The request:
Go through each line of the records below and count those with the word "very"; give only the total.

Collection entries

▼▼▼

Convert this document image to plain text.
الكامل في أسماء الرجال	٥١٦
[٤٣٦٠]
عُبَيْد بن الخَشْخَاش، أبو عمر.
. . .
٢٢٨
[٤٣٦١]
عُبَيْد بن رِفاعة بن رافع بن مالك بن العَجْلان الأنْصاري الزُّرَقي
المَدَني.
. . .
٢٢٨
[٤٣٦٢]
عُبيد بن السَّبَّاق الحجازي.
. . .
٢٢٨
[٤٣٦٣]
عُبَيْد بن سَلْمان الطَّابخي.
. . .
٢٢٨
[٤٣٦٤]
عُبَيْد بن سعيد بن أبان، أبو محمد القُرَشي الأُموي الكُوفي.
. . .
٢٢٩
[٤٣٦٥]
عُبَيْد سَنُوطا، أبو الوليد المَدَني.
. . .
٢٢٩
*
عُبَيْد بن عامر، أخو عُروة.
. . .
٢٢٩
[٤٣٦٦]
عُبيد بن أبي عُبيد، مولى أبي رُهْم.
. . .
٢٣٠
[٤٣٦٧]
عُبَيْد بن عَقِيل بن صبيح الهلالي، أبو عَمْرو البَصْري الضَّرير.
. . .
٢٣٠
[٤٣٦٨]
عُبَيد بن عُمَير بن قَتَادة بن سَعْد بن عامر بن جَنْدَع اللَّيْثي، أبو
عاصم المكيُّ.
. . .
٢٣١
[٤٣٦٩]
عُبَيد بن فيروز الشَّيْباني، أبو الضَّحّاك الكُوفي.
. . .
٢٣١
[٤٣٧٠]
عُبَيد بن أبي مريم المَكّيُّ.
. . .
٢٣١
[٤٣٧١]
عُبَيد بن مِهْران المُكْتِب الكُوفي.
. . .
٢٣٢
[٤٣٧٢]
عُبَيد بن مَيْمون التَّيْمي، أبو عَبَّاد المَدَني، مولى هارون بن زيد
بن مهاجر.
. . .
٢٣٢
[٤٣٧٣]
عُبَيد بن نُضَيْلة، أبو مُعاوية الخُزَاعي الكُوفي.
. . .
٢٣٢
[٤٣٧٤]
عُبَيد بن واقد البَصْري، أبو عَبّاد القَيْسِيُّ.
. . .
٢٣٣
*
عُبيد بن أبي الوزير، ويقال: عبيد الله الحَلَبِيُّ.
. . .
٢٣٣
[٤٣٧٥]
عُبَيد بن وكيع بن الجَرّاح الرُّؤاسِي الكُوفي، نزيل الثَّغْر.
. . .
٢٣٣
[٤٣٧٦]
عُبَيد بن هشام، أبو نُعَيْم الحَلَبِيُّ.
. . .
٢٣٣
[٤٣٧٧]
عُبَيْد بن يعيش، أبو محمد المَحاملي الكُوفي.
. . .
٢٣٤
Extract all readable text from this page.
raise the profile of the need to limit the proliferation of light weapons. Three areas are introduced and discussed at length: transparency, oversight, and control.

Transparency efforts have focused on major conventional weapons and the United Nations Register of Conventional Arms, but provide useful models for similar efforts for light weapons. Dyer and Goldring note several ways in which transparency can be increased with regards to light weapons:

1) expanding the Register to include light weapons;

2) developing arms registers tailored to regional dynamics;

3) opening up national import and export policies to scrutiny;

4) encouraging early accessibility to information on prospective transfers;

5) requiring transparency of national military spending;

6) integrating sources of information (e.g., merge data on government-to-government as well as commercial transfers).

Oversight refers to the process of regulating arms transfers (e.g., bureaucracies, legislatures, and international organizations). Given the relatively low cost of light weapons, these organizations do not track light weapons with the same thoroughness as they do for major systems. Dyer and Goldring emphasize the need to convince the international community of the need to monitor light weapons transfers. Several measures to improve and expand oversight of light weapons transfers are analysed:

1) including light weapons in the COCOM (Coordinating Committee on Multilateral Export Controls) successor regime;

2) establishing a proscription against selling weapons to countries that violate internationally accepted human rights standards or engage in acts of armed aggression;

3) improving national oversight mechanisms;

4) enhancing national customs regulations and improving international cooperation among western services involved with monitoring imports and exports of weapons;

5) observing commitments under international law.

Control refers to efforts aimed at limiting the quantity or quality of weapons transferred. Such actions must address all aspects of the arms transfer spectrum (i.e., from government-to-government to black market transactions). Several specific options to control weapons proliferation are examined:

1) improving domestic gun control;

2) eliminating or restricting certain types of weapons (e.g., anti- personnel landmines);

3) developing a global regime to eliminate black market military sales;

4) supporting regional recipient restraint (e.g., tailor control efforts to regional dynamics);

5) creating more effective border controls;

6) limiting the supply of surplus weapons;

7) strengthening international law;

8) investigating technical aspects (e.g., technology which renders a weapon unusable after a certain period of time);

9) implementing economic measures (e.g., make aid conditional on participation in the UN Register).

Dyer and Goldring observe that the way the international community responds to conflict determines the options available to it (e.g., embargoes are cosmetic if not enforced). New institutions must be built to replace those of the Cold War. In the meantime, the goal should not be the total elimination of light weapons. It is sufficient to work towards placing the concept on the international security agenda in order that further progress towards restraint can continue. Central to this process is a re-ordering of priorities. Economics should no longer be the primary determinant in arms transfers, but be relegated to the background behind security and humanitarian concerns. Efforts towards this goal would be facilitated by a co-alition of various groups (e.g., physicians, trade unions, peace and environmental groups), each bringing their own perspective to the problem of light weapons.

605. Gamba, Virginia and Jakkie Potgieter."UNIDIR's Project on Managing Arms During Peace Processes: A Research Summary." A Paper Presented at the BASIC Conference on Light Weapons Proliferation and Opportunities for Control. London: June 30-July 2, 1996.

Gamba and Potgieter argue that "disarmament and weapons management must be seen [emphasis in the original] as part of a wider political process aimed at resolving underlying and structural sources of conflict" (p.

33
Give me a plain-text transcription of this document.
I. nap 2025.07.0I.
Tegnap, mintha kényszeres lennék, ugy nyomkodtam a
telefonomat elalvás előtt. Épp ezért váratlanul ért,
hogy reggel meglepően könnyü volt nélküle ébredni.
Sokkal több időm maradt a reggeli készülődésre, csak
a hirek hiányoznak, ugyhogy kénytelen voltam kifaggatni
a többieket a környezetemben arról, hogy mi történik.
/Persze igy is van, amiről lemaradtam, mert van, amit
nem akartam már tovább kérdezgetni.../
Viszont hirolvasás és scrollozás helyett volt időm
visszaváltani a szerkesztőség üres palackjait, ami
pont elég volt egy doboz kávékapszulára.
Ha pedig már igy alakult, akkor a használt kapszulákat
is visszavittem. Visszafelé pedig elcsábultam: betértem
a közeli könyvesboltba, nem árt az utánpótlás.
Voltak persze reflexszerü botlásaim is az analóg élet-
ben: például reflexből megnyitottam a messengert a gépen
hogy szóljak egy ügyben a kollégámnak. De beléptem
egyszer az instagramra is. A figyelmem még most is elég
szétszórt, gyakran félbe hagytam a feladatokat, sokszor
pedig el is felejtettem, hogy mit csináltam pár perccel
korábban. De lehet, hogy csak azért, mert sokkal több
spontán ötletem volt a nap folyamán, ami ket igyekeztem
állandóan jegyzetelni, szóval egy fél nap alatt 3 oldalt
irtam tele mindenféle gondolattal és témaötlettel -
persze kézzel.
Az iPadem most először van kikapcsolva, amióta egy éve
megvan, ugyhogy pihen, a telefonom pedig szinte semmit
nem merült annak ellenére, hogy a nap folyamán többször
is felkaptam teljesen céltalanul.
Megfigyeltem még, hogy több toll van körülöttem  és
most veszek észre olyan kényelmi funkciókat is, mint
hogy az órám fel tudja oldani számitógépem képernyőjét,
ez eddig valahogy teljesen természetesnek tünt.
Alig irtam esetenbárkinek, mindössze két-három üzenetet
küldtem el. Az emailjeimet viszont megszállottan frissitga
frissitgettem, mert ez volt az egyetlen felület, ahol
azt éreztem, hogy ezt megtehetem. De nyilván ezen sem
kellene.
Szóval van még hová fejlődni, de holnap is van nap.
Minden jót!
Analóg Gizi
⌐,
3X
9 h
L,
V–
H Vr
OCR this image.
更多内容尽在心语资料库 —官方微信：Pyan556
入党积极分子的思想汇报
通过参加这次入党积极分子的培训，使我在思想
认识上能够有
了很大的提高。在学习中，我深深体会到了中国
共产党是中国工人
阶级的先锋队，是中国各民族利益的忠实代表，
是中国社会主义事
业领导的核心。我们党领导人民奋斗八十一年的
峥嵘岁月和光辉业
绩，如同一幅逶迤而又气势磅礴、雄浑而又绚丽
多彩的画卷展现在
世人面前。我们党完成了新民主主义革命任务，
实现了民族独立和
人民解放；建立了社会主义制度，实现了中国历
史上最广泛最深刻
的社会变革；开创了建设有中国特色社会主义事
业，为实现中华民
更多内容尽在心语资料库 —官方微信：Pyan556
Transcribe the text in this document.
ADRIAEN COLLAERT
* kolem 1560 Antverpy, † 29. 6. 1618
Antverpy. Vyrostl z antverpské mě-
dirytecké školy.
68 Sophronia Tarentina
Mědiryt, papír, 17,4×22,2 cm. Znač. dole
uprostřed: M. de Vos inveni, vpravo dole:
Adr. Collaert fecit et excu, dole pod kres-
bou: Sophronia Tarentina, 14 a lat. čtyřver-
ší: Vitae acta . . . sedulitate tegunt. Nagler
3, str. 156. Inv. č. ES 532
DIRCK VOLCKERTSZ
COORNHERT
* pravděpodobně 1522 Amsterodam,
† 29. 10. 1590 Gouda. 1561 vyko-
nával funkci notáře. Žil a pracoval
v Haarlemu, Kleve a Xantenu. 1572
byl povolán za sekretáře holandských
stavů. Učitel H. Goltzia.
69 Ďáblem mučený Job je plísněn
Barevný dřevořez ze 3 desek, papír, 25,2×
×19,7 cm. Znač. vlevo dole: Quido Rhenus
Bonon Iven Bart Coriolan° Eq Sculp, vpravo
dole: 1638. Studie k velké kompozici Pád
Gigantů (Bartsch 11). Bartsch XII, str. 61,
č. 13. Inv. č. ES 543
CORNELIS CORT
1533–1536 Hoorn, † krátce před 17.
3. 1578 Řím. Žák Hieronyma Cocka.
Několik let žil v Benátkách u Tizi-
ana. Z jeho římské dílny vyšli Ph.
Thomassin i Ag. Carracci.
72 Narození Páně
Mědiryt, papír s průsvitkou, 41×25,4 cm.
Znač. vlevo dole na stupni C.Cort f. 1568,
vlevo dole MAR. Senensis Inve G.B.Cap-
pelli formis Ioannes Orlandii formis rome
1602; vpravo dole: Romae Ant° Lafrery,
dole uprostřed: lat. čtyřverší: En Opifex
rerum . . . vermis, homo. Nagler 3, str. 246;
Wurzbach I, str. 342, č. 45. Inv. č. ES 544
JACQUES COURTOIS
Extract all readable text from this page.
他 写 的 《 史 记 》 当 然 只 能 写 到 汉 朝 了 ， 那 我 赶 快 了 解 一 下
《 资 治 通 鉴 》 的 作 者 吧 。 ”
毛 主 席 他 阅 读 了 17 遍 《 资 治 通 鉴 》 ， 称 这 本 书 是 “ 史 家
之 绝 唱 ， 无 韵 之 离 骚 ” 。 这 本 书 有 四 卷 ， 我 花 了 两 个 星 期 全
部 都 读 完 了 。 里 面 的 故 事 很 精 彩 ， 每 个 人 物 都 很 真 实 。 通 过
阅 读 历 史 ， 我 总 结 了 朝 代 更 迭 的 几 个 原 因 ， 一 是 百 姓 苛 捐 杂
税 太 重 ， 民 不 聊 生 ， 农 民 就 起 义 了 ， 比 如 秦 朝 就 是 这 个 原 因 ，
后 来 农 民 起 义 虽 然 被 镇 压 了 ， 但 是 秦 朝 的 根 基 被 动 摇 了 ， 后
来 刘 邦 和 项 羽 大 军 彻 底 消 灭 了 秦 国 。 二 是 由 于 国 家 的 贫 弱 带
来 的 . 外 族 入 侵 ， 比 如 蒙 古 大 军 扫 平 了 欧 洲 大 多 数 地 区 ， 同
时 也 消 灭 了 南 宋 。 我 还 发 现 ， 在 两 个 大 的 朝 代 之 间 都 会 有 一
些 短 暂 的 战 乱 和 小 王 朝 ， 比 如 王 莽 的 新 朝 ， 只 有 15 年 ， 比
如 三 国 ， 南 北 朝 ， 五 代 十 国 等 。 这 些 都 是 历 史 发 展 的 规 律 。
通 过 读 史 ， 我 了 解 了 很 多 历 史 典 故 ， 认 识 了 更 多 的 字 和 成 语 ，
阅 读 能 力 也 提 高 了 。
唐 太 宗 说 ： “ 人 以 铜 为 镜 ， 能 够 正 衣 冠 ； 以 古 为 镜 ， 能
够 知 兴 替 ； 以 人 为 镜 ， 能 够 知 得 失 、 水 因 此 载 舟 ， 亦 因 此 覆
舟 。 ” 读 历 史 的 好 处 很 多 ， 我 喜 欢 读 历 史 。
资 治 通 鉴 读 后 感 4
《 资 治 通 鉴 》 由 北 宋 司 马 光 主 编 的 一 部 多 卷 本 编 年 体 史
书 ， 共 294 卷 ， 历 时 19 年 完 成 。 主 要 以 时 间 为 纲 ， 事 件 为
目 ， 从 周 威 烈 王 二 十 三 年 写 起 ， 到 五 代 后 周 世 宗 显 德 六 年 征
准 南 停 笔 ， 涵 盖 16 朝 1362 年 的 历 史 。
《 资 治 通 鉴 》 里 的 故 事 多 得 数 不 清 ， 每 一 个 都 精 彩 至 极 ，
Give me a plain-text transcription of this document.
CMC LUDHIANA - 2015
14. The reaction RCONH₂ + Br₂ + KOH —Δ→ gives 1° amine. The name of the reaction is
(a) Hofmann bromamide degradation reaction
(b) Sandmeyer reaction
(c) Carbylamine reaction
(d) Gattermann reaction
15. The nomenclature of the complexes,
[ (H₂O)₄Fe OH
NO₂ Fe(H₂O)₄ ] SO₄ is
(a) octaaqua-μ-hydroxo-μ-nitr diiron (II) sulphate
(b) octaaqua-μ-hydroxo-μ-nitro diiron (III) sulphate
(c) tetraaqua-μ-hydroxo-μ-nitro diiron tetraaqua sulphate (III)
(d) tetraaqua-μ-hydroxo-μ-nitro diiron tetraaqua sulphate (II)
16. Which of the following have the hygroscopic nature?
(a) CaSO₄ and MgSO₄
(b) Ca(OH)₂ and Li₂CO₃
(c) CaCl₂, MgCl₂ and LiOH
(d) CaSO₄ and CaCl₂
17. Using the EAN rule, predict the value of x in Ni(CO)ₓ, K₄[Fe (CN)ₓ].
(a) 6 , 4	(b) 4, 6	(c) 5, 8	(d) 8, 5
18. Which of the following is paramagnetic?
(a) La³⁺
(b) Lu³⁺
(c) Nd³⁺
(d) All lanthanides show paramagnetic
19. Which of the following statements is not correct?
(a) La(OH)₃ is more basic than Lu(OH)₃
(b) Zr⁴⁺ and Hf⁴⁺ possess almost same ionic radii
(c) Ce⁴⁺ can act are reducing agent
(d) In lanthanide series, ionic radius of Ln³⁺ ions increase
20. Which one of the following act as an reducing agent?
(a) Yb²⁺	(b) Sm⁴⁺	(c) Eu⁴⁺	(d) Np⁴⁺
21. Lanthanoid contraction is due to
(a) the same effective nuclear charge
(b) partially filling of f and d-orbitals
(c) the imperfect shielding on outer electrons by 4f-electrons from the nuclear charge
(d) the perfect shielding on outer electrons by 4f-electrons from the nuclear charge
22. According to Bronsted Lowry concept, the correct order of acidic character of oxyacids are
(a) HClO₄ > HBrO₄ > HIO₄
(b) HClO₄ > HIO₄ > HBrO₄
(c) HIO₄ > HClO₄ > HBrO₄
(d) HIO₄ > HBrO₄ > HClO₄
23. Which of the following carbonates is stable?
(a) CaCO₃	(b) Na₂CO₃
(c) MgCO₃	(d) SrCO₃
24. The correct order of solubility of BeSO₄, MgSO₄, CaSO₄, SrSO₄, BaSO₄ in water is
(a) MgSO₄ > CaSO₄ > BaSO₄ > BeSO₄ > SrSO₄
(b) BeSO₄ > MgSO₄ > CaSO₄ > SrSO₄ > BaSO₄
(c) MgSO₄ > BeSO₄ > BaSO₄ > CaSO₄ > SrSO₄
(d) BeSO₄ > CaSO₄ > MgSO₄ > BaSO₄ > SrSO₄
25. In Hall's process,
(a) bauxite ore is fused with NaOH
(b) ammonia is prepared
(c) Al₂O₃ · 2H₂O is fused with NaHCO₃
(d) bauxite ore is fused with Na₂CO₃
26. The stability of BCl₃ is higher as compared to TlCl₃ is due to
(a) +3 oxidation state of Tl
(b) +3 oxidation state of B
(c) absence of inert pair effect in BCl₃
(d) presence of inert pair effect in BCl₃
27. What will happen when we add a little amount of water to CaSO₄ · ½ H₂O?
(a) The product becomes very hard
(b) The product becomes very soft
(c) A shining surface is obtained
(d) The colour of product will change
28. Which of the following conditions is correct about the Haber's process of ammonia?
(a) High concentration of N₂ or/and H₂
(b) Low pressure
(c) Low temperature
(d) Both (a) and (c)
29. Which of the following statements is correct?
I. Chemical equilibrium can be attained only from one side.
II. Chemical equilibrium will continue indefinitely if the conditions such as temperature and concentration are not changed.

▲▲▲

Response:
2